▸ Exercise details
Pull out the lines from the beginning of the data up to and including the line containing "- row-label: Mean ± SD (Range): [65, 823, 235, 845]", copying each one unchanged.

Stored items
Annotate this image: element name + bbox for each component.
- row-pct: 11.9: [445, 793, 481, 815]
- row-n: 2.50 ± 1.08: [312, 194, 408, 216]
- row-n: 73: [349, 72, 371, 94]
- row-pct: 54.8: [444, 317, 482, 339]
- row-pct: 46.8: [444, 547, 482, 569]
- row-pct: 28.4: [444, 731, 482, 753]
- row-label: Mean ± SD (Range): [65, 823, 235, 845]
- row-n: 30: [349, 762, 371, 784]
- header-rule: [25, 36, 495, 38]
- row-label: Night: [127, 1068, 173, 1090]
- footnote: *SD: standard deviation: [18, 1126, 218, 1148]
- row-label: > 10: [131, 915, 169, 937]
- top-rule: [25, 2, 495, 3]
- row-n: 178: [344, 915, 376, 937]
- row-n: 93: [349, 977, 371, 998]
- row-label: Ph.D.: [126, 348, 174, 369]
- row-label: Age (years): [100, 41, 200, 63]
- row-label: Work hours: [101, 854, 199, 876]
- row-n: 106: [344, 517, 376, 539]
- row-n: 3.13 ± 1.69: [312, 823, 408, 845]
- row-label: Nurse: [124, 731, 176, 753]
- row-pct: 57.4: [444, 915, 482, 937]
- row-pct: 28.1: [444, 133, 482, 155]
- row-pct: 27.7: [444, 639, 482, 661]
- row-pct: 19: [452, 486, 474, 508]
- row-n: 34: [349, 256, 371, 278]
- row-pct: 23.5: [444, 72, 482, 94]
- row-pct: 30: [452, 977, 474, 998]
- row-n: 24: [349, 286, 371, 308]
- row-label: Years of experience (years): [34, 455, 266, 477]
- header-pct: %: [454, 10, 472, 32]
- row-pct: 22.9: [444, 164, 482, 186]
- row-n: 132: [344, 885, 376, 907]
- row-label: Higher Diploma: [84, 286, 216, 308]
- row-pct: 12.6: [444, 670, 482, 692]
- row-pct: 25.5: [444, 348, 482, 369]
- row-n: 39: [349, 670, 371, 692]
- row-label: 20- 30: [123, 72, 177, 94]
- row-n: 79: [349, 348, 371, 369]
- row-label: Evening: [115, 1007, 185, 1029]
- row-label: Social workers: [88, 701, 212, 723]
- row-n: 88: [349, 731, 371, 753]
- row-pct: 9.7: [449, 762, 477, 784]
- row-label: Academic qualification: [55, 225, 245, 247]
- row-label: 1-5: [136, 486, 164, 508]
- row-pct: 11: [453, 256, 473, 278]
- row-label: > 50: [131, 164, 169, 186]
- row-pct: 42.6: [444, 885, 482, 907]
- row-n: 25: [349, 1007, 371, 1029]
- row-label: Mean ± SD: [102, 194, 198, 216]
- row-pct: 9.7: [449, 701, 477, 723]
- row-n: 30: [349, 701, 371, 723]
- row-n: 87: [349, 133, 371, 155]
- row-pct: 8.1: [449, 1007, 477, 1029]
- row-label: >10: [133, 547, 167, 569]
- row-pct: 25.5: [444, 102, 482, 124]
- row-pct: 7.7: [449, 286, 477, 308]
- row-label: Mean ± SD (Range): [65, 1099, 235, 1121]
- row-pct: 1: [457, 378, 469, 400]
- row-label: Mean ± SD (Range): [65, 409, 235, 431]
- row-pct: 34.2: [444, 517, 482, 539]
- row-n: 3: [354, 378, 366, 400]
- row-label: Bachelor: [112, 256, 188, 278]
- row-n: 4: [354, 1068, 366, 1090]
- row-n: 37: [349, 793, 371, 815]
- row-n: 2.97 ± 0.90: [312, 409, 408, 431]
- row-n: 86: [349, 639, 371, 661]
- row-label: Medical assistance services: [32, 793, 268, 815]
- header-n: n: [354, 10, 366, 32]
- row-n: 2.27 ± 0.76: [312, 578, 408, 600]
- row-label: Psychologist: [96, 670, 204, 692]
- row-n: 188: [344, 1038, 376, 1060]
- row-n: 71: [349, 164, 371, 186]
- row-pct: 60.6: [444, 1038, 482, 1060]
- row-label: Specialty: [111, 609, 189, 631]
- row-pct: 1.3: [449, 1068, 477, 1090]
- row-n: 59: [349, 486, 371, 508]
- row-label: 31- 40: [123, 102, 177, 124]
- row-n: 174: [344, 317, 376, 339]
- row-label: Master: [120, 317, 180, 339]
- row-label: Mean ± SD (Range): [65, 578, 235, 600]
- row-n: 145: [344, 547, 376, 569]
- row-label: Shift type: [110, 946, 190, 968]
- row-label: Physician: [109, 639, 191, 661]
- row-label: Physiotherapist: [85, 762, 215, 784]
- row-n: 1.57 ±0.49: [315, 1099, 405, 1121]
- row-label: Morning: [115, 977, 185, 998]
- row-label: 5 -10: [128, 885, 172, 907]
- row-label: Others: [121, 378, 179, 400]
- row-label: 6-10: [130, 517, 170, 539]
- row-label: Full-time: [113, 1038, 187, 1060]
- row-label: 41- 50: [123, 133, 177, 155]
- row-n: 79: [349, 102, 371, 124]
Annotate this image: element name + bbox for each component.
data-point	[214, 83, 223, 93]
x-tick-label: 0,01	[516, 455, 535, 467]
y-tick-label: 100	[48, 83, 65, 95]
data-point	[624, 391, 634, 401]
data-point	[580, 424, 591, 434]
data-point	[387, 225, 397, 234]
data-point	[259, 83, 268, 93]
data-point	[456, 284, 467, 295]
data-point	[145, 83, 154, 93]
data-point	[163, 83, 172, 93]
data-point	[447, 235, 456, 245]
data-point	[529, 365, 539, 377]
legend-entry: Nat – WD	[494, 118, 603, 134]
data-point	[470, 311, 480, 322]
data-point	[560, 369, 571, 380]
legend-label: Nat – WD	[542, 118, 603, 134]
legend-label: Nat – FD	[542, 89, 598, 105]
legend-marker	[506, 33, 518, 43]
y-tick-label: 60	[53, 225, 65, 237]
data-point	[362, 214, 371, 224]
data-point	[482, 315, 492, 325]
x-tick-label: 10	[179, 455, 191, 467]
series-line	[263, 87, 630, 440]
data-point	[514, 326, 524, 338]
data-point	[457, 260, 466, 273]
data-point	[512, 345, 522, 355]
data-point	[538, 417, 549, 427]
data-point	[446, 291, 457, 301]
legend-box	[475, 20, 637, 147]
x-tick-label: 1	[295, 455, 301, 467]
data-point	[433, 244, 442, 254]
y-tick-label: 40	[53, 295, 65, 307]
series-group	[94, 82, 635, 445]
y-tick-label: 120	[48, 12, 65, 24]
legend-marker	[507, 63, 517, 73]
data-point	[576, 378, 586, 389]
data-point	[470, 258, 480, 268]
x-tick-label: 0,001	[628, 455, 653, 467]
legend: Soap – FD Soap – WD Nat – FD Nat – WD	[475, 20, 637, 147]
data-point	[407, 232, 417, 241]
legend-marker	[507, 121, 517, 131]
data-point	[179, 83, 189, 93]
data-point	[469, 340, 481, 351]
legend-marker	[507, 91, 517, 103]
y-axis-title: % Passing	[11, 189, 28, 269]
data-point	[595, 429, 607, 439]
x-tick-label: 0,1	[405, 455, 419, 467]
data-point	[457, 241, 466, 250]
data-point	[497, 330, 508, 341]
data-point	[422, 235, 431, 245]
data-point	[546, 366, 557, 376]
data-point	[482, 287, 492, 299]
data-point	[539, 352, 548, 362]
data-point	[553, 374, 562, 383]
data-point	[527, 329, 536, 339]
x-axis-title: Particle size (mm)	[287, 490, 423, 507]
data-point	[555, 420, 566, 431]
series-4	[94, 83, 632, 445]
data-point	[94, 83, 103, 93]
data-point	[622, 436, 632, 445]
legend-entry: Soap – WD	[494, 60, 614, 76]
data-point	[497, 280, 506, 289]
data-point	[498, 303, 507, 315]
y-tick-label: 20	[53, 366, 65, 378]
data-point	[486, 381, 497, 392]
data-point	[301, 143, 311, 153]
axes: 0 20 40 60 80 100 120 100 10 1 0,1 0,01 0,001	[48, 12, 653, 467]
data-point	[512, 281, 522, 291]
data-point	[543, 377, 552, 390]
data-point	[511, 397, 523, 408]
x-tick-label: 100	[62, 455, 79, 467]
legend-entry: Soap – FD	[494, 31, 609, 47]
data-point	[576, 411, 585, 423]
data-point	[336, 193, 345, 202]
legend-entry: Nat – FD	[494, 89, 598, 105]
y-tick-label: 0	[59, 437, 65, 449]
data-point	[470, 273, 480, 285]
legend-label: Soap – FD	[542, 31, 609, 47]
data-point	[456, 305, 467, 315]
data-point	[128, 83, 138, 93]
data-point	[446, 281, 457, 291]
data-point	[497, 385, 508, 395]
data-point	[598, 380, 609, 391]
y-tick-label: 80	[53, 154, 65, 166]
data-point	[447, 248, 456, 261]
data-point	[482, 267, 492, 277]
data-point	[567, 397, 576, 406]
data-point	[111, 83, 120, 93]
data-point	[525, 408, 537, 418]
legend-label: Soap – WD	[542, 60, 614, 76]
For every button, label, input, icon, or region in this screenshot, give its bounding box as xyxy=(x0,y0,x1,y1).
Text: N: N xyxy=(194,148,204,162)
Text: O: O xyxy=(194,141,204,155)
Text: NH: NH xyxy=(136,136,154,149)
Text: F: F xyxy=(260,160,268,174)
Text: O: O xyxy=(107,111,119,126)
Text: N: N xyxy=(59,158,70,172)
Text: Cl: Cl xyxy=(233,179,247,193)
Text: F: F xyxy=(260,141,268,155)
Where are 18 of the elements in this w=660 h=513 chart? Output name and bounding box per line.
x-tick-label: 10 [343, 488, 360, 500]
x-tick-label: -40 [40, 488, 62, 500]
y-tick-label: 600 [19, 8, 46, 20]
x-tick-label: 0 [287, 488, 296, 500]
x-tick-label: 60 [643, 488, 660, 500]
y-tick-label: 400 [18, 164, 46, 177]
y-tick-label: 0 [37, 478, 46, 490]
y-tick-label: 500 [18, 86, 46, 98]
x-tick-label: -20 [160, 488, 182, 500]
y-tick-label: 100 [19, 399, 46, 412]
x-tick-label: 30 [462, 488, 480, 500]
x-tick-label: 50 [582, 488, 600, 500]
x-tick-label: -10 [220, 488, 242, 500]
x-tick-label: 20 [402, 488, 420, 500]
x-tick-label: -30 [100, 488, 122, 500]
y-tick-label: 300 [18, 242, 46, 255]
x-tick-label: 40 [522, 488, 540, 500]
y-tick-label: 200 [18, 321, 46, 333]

▸ Written answer
Annotate this image: element name + bbox for each component.
- row-pct: 11.9: [445, 793, 481, 815]
- row-n: 2.50 ± 1.08: [312, 194, 408, 216]
- row-n: 73: [349, 72, 371, 94]
- row-pct: 54.8: [444, 317, 482, 339]
- row-pct: 46.8: [444, 547, 482, 569]
- row-pct: 28.4: [444, 731, 482, 753]
- row-label: Mean ± SD (Range): [65, 823, 235, 845]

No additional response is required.